Written instruction: In the material below, find all lines with the string "image" and copy them.
━━━━━━
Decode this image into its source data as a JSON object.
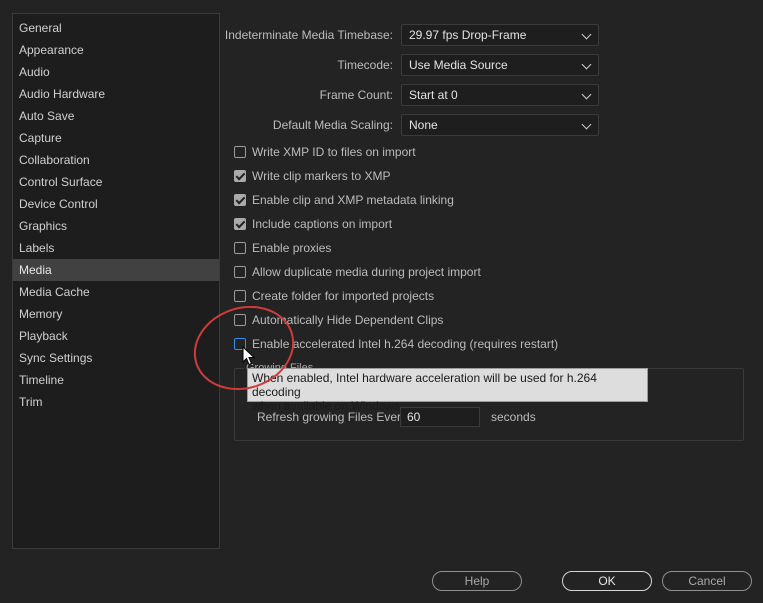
{
  "sidebar": {
    "items": [
      {
        "label": "General"
      },
      {
        "label": "Appearance"
      },
      {
        "label": "Audio"
      },
      {
        "label": "Audio Hardware"
      },
      {
        "label": "Auto Save"
      },
      {
        "label": "Capture"
      },
      {
        "label": "Collaboration"
      },
      {
        "label": "Control Surface"
      },
      {
        "label": "Device Control"
      },
      {
        "label": "Graphics"
      },
      {
        "label": "Labels"
      },
      {
        "label": "Media"
      },
      {
        "label": "Media Cache"
      },
      {
        "label": "Memory"
      },
      {
        "label": "Playback"
      },
      {
        "label": "Sync Settings"
      },
      {
        "label": "Timeline"
      },
      {
        "label": "Trim"
      }
    ],
    "selected": "Media"
  },
  "settings": {
    "timebase": {
      "label": "Indeterminate Media Timebase:",
      "value": "29.97 fps Drop-Frame"
    },
    "timecode": {
      "label": "Timecode:",
      "value": "Use Media Source"
    },
    "frame_count": {
      "label": "Frame Count:",
      "value": "Start at 0"
    },
    "scaling": {
      "label": "Default Media Scaling:",
      "value": "None"
    }
  },
  "checkboxes": [
    {
      "label": "Write XMP ID to files on import",
      "checked": false
    },
    {
      "label": "Write clip markers to XMP",
      "checked": true
    },
    {
      "label": "Enable clip and XMP metadata linking",
      "checked": true
    },
    {
      "label": "Include captions on import",
      "checked": true
    },
    {
      "label": "Enable proxies",
      "checked": false
    },
    {
      "label": "Allow duplicate media during project import",
      "checked": false
    },
    {
      "label": "Create folder for imported projects",
      "checked": false
    },
    {
      "label": "Automatically Hide Dependent Clips",
      "checked": false
    },
    {
      "label": "Enable accelerated Intel h.264 decoding (requires restart)",
      "checked": false
    }
  ],
  "growing_files": {
    "title": "Growing Files",
    "refresh_label": "Refresh growing Files Every",
    "refresh_value": "60",
    "seconds_label": "seconds"
  },
  "tooltip": {
    "line1": "When enabled, Intel hardware acceleration will be used for h.264 decoding",
    "line2": "when available on Windows"
  },
  "buttons": {
    "help": "Help",
    "ok": "OK",
    "cancel": "Cancel"
  },
  "colors": {
    "accent_focus": "#3a8ee6",
    "annotation_circle": "#d23b3b",
    "selected_row": "#414141"
  }
}
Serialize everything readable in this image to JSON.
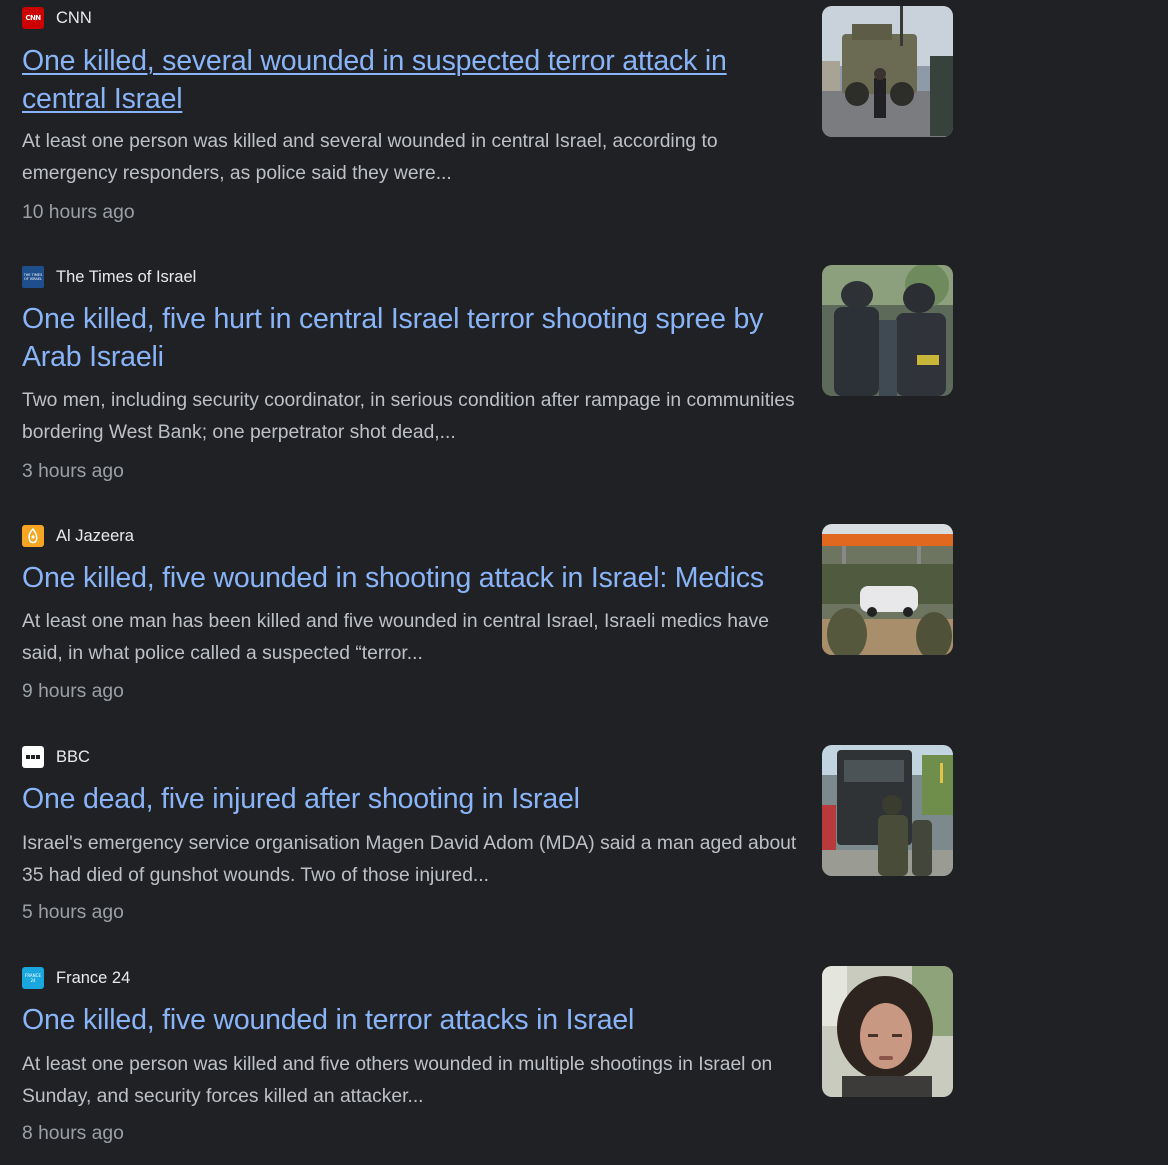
━━━━━━
Task output:
Decode this image into its source data as a JSON object.
Serialize everything readable in this image to JSON.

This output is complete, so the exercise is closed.